Excerpts from a figure dataset
▬▬▬▬▬▬

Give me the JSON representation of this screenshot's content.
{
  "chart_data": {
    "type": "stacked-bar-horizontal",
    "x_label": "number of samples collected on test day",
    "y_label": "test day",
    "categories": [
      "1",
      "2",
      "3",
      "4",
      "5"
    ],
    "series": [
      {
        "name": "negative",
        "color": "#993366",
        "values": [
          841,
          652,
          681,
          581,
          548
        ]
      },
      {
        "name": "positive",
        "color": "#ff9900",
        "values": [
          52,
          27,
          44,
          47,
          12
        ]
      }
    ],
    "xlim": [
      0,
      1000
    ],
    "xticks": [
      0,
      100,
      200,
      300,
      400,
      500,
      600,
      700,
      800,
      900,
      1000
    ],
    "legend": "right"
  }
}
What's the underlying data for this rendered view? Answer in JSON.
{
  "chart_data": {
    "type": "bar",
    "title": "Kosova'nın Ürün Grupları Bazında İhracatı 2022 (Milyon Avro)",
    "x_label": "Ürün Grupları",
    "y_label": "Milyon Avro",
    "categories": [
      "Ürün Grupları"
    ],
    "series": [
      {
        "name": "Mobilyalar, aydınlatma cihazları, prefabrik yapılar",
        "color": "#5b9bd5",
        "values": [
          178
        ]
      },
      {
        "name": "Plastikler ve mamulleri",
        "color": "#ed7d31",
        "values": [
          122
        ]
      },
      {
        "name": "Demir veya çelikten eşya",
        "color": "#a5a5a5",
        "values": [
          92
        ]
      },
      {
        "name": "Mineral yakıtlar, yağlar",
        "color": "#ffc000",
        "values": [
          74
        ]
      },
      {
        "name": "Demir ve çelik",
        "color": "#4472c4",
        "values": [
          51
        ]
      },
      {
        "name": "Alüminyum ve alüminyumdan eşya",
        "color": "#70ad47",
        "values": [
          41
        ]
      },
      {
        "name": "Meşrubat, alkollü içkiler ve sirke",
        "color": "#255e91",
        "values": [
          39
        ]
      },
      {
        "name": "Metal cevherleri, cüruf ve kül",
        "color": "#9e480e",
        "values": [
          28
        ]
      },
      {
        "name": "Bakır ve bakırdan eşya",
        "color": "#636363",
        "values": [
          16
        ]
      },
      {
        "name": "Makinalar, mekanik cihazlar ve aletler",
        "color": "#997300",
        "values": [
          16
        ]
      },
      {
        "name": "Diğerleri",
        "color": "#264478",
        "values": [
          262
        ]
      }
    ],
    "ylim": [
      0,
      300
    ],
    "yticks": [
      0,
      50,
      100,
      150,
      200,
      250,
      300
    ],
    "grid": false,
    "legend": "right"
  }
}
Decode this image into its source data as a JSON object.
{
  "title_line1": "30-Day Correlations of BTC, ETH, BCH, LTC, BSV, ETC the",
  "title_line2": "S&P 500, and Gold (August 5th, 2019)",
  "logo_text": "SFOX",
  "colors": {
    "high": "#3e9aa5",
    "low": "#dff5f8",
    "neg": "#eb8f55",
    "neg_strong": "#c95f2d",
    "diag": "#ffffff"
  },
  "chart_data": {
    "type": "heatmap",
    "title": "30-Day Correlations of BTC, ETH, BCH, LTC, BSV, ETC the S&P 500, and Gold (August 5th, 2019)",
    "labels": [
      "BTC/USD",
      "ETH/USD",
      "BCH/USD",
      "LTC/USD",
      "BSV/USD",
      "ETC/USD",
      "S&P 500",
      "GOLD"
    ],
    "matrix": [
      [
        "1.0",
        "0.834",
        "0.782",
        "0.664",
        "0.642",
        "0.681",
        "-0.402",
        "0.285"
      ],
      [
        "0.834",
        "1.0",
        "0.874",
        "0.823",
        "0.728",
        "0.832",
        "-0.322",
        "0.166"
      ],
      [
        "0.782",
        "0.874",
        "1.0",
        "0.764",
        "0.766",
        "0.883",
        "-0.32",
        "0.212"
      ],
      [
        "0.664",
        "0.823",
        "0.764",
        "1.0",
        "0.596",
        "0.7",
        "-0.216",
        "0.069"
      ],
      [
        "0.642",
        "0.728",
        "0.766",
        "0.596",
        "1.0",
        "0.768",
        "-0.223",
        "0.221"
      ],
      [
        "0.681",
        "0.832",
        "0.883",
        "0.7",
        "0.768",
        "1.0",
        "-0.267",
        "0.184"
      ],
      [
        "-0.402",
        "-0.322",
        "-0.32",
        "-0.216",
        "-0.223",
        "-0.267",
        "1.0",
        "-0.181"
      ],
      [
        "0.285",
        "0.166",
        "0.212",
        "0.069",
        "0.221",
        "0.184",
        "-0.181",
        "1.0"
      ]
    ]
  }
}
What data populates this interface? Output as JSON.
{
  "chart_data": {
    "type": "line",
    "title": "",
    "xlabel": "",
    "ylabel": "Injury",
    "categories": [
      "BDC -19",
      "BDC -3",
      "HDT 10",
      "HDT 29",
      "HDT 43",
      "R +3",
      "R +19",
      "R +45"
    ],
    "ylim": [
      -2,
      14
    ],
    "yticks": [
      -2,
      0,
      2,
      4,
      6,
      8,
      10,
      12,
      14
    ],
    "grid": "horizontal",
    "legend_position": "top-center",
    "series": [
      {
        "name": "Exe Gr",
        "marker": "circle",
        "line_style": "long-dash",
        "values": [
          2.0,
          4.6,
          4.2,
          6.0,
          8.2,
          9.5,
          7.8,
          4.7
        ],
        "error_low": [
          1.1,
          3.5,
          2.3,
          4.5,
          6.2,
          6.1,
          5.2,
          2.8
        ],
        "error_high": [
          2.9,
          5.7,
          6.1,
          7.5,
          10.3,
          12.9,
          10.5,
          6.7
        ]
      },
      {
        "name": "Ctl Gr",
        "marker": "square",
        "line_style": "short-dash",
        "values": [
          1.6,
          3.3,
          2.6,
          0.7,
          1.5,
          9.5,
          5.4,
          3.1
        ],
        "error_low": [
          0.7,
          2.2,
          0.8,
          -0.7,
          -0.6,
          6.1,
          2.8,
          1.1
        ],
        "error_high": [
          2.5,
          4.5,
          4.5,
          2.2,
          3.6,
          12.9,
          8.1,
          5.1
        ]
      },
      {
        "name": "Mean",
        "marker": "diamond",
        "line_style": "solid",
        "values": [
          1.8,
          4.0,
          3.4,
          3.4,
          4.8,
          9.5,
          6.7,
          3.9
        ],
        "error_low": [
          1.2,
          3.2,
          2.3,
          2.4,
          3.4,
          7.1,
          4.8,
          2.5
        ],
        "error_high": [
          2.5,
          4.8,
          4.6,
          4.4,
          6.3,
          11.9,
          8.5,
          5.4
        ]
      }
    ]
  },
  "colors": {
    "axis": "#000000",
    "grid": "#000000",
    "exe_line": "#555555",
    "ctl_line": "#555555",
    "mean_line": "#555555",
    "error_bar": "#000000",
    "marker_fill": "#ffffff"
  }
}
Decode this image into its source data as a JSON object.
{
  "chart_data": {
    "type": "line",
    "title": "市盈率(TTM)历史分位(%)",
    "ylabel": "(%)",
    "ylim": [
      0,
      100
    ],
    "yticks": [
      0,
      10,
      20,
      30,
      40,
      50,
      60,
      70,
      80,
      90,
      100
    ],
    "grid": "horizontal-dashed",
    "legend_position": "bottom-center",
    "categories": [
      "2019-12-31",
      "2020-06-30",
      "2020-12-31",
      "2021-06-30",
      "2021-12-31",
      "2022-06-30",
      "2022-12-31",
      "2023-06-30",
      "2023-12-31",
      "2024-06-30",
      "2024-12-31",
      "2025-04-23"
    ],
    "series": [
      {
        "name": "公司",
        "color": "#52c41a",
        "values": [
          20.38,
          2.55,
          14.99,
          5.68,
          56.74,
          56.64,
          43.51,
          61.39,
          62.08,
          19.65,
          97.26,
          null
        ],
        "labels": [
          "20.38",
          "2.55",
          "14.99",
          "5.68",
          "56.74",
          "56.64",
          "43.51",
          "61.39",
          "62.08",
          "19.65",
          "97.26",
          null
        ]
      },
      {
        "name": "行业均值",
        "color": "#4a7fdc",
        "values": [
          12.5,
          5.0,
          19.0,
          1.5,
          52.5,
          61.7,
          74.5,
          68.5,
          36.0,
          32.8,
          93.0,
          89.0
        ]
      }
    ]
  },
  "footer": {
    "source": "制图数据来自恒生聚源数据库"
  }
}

▬▬▬▬▬▬

State the count of lines with the word "grid" in them, and write nothing else.

4